---------- Materials provided ----------

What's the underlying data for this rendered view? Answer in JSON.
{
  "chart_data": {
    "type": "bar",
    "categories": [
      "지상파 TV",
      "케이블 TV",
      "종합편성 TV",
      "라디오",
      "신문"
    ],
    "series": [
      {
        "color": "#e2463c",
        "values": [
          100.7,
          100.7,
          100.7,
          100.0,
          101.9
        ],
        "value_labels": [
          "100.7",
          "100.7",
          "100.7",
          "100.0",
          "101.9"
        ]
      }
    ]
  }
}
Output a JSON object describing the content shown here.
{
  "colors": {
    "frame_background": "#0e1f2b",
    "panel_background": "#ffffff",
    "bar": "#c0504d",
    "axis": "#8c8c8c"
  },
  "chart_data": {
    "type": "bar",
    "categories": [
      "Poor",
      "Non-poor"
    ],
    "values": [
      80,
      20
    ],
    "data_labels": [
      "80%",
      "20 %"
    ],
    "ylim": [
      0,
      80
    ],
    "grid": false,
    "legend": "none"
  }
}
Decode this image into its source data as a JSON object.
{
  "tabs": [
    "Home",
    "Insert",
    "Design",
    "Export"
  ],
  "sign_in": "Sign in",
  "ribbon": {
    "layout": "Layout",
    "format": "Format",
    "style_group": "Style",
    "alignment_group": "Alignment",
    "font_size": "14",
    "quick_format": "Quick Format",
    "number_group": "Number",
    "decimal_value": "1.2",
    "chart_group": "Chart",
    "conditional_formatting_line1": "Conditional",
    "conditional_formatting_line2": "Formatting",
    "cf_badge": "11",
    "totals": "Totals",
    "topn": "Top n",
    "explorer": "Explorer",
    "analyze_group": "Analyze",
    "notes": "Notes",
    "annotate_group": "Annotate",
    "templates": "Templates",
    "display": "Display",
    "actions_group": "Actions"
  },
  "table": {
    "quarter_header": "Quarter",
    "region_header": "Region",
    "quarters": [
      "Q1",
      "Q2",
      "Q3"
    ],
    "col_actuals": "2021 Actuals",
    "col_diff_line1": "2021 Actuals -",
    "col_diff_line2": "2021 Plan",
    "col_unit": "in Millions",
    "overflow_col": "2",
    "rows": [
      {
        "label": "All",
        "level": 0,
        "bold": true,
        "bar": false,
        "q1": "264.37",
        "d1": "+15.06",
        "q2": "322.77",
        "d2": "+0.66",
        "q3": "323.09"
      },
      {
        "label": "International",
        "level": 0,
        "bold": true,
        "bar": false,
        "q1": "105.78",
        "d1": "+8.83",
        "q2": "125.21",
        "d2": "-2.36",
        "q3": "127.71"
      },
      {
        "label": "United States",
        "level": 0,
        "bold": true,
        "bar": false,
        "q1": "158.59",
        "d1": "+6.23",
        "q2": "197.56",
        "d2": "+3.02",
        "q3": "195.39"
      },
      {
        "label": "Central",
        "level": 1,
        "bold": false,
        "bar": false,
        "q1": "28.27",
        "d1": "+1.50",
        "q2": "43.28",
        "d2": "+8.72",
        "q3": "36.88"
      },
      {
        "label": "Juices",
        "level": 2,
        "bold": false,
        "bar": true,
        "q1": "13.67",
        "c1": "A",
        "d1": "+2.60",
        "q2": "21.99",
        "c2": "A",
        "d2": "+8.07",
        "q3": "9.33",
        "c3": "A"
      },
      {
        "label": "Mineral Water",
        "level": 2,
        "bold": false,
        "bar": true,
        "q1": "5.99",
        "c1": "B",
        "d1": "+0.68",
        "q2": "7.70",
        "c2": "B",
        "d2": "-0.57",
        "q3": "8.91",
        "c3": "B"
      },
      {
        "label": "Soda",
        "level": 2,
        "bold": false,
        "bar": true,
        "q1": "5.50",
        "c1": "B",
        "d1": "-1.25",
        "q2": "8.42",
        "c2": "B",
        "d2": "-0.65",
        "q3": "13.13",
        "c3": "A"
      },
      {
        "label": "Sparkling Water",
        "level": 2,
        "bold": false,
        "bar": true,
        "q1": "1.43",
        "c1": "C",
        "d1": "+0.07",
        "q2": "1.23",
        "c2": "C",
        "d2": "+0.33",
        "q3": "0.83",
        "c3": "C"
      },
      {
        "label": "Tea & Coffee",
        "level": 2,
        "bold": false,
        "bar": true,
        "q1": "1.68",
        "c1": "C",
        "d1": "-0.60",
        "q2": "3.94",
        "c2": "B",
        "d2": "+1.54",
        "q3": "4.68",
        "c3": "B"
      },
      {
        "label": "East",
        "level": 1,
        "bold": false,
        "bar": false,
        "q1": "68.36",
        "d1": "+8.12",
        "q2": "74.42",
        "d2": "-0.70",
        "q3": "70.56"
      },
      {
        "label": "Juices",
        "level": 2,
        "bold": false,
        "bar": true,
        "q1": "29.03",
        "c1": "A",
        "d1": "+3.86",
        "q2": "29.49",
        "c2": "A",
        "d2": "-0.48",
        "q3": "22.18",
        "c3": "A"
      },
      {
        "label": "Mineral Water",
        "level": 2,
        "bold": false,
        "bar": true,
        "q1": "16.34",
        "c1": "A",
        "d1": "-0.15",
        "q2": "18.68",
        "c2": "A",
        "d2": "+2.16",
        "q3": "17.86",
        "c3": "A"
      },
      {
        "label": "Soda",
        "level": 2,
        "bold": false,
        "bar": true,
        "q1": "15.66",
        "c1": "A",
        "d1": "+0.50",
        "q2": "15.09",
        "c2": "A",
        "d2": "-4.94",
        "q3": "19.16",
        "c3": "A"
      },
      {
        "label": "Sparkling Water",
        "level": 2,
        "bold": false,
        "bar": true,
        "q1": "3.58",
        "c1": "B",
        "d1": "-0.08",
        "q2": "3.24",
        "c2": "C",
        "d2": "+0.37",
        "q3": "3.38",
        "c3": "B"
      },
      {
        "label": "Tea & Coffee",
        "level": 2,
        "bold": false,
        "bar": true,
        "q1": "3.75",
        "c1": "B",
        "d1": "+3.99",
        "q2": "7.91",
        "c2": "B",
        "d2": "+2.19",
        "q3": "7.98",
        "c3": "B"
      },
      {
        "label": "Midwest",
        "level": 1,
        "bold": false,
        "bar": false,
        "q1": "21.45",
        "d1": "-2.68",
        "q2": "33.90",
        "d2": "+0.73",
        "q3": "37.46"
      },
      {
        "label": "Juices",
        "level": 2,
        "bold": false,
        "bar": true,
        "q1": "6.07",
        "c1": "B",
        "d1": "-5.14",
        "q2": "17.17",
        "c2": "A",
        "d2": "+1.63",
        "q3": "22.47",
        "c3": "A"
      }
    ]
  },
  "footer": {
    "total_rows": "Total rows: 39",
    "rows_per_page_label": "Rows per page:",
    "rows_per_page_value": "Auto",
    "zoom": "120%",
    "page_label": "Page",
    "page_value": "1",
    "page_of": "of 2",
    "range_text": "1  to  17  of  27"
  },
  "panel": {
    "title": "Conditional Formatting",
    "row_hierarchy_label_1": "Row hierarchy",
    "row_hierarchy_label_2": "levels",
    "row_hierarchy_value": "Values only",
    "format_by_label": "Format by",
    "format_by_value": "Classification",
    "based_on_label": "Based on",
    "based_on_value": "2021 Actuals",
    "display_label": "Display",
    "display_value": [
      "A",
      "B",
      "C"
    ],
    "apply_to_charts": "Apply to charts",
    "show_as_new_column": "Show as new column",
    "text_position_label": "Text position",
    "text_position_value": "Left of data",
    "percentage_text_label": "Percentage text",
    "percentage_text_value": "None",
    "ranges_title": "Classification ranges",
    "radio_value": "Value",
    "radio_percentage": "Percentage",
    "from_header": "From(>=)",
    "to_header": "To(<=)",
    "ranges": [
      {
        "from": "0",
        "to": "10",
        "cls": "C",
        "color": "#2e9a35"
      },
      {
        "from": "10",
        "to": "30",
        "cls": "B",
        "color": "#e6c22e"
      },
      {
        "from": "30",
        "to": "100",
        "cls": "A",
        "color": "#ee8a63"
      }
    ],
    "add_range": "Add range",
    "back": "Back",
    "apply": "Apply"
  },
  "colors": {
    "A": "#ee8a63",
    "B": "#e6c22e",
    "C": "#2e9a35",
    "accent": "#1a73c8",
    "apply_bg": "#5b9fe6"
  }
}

----------

Your task — Copy every line of the listing that contains the word "JSON".

Final result —
What's the underlying data for this rendered view? Answer in JSON.
Output a JSON object describing the content shown here.
Decode this image into its source data as a JSON object.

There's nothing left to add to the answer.